▸ **Recorded data**
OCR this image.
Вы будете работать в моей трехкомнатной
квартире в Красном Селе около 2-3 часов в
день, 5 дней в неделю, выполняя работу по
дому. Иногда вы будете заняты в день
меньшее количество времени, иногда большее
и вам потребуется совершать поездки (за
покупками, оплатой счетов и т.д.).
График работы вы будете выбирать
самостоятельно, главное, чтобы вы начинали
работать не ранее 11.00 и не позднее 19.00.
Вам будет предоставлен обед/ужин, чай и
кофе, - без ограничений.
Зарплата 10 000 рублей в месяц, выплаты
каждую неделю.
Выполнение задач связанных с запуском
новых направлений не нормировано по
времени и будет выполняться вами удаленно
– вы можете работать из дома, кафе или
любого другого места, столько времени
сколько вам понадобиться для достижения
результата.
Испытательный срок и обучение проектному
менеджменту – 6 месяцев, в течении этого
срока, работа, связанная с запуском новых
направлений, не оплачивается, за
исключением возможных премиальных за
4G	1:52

▸ **Stated task**
Your task is to pick out every line with the string "времени" and copy it.

▸ **Answer to this problem**
меньшее количество времени, иногда большее
времени и будет выполняться вами удаленно
любого другого места, столько времени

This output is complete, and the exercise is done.